[Entries from a visual dataset]

######

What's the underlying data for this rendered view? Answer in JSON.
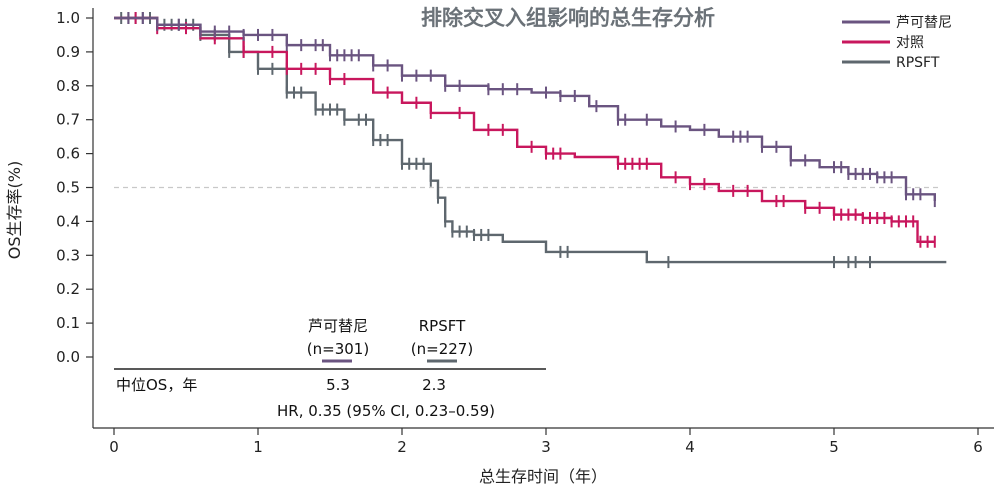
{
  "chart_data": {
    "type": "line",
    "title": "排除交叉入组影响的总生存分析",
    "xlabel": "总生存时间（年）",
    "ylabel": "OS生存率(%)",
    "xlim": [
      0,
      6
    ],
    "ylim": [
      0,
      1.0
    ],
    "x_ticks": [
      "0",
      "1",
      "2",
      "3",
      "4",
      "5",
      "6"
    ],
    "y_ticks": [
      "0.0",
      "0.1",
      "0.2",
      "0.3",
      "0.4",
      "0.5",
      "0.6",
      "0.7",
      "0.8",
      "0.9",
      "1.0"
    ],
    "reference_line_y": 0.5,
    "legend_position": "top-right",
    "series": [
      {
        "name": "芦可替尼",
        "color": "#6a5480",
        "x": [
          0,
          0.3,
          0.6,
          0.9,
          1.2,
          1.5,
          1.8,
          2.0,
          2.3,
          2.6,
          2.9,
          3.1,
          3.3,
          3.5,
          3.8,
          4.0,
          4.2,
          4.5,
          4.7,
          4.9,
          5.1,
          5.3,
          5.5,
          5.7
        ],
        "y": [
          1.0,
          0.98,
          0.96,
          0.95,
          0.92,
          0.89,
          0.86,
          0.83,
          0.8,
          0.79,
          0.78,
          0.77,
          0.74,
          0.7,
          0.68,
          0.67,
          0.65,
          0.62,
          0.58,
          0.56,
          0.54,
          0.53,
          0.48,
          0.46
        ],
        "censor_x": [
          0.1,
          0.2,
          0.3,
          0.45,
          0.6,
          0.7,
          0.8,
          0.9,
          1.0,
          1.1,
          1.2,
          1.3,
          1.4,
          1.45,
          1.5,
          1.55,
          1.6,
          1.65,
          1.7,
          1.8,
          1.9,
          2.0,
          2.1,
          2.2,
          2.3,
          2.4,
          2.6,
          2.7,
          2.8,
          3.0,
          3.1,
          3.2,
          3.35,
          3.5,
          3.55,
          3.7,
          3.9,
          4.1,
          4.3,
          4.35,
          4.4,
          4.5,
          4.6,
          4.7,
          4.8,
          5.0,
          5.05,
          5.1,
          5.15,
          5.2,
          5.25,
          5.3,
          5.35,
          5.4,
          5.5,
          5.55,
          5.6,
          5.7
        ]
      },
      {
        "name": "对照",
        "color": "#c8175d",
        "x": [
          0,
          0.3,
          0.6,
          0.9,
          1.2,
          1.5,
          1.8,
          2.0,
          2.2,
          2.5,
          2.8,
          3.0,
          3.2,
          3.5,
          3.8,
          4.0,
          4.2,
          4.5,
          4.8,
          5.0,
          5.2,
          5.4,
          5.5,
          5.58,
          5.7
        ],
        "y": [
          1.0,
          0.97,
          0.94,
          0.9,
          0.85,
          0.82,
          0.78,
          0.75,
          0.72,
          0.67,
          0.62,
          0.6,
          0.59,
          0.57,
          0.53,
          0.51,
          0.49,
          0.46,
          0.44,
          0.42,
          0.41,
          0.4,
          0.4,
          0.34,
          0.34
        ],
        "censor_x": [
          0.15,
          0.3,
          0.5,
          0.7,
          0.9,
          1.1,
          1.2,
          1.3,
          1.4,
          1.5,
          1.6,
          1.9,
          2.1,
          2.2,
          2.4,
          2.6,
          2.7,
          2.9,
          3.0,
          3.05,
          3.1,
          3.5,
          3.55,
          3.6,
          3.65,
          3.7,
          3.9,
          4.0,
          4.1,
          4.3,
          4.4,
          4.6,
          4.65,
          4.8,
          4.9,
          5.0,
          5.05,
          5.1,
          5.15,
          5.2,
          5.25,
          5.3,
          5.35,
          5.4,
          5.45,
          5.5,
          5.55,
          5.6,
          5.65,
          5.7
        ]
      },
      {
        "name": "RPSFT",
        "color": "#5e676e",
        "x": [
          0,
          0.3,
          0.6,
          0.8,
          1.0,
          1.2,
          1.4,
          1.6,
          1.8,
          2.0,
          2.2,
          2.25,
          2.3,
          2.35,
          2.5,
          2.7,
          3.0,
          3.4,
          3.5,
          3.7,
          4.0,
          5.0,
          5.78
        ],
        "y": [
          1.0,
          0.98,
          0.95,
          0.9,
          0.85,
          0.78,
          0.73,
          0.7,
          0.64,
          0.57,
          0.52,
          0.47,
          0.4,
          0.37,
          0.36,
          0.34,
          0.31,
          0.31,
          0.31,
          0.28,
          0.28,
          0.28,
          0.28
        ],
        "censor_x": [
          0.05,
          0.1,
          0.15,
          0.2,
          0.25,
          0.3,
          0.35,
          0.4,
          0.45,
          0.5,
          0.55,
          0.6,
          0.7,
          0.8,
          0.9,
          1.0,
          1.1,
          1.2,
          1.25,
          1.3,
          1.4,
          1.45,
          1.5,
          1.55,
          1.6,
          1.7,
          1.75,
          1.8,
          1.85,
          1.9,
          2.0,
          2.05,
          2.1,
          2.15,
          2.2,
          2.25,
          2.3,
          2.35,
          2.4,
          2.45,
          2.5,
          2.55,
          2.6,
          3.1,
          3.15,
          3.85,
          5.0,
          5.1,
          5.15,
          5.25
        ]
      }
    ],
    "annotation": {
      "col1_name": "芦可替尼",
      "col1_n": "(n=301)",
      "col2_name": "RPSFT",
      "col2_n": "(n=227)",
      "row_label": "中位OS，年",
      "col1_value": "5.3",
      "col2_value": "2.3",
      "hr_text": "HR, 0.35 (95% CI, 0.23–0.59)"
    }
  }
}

######

§ WHAT IS NEEDED: Your copy of the data should match it exactly, except that pictures are left out.

§ EXERCISE OUTPUT:
What's the underlying data for this rendered view? Answer in JSON.
{
  "chart_data": {
    "type": "line",
    "title": "排除交叉入组影响的总生存分析",
    "xlabel": "总生存时间（年）",
    "ylabel": "OS生存率(%)",
    "xlim": [
      0,
      6
    ],
    "ylim": [
      0,
      1.0
    ],
    "x_ticks": [
      "0",
      "1",
      "2",
      "3",
      "4",
      "5",
      "6"
    ],
    "y_ticks": [
      "0.0",
      "0.1",
      "0.2",
      "0.3",
      "0.4",
      "0.5",
      "0.6",
      "0.7",
      "0.8",
      "0.9",
      "1.0"
    ],
    "reference_line_y": 0.5,
    "legend_position": "top-right",
    "series": [
      {
        "name": "芦可替尼",
        "color": "#6a5480",
        "x": [
          0,
          0.3,
          0.6,
          0.9,
          1.2,
          1.5,
          1.8,
          2.0,
          2.3,
          2.6,
          2.9,
          3.1,
          3.3,
          3.5,
          3.8,
          4.0,
          4.2,
          4.5,
          4.7,
          4.9,
          5.1,
          5.3,
          5.5,
          5.7
        ],
        "y": [
          1.0,
          0.98,
          0.96,
          0.95,
          0.92,
          0.89,
          0.86,
          0.83,
          0.8,
          0.79,
          0.78,
          0.77,
          0.74,
          0.7,
          0.68,
          0.67,
          0.65,
          0.62,
          0.58,
          0.56,
          0.54,
          0.53,
          0.48,
          0.46
        ],
        "censor_x": [
          0.1,
          0.2,
          0.3,
          0.45,
          0.6,
          0.7,
          0.8,
          0.9,
          1.0,
          1.1,
          1.2,
          1.3,
          1.4,
          1.45,
          1.5,
          1.55,
          1.6,
          1.65,
          1.7,
          1.8,
          1.9,
          2.0,
          2.1,
          2.2,
          2.3,
          2.4,
          2.6,
          2.7,
          2.8,
          3.0,
          3.1,
          3.2,
          3.35,
          3.5,
          3.55,
          3.7,
          3.9,
          4.1,
          4.3,
          4.35,
          4.4,
          4.5,
          4.6,
          4.7,
          4.8,
          5.0,
          5.05,
          5.1,
          5.15,
          5.2,
          5.25,
          5.3,
          5.35,
          5.4,
          5.5,
          5.55,
          5.6,
          5.7
        ]
      },
      {
        "name": "对照",
        "color": "#c8175d",
        "x": [
          0,
          0.3,
          0.6,
          0.9,
          1.2,
          1.5,
          1.8,
          2.0,
          2.2,
          2.5,
          2.8,
          3.0,
          3.2,
          3.5,
          3.8,
          4.0,
          4.2,
          4.5,
          4.8,
          5.0,
          5.2,
          5.4,
          5.5,
          5.58,
          5.7
        ],
        "y": [
          1.0,
          0.97,
          0.94,
          0.9,
          0.85,
          0.82,
          0.78,
          0.75,
          0.72,
          0.67,
          0.62,
          0.6,
          0.59,
          0.57,
          0.53,
          0.51,
          0.49,
          0.46,
          0.44,
          0.42,
          0.41,
          0.4,
          0.4,
          0.34,
          0.34
        ],
        "censor_x": [
          0.15,
          0.3,
          0.5,
          0.7,
          0.9,
          1.1,
          1.2,
          1.3,
          1.4,
          1.5,
          1.6,
          1.9,
          2.1,
          2.2,
          2.4,
          2.6,
          2.7,
          2.9,
          3.0,
          3.05,
          3.1,
          3.5,
          3.55,
          3.6,
          3.65,
          3.7,
          3.9,
          4.0,
          4.1,
          4.3,
          4.4,
          4.6,
          4.65,
          4.8,
          4.9,
          5.0,
          5.05,
          5.1,
          5.15,
          5.2,
          5.25,
          5.3,
          5.35,
          5.4,
          5.45,
          5.5,
          5.55,
          5.6,
          5.65,
          5.7
        ]
      },
      {
        "name": "RPSFT",
        "color": "#5e676e",
        "x": [
          0,
          0.3,
          0.6,
          0.8,
          1.0,
          1.2,
          1.4,
          1.6,
          1.8,
          2.0,
          2.2,
          2.25,
          2.3,
          2.35,
          2.5,
          2.7,
          3.0,
          3.4,
          3.5,
          3.7,
          4.0,
          5.0,
          5.78
        ],
        "y": [
          1.0,
          0.98,
          0.95,
          0.9,
          0.85,
          0.78,
          0.73,
          0.7,
          0.64,
          0.57,
          0.52,
          0.47,
          0.4,
          0.37,
          0.36,
          0.34,
          0.31,
          0.31,
          0.31,
          0.28,
          0.28,
          0.28,
          0.28
        ],
        "censor_x": [
          0.05,
          0.1,
          0.15,
          0.2,
          0.25,
          0.3,
          0.35,
          0.4,
          0.45,
          0.5,
          0.55,
          0.6,
          0.7,
          0.8,
          0.9,
          1.0,
          1.1,
          1.2,
          1.25,
          1.3,
          1.4,
          1.45,
          1.5,
          1.55,
          1.6,
          1.7,
          1.75,
          1.8,
          1.85,
          1.9,
          2.0,
          2.05,
          2.1,
          2.15,
          2.2,
          2.25,
          2.3,
          2.35,
          2.4,
          2.45,
          2.5,
          2.55,
          2.6,
          3.1,
          3.15,
          3.85,
          5.0,
          5.1,
          5.15,
          5.25
        ]
      }
    ],
    "annotation": {
      "col1_name": "芦可替尼",
      "col1_n": "(n=301)",
      "col2_name": "RPSFT",
      "col2_n": "(n=227)",
      "row_label": "中位OS，年",
      "col1_value": "5.3",
      "col2_value": "2.3",
      "hr_text": "HR, 0.35 (95% CI, 0.23–0.59)"
    }
  }
}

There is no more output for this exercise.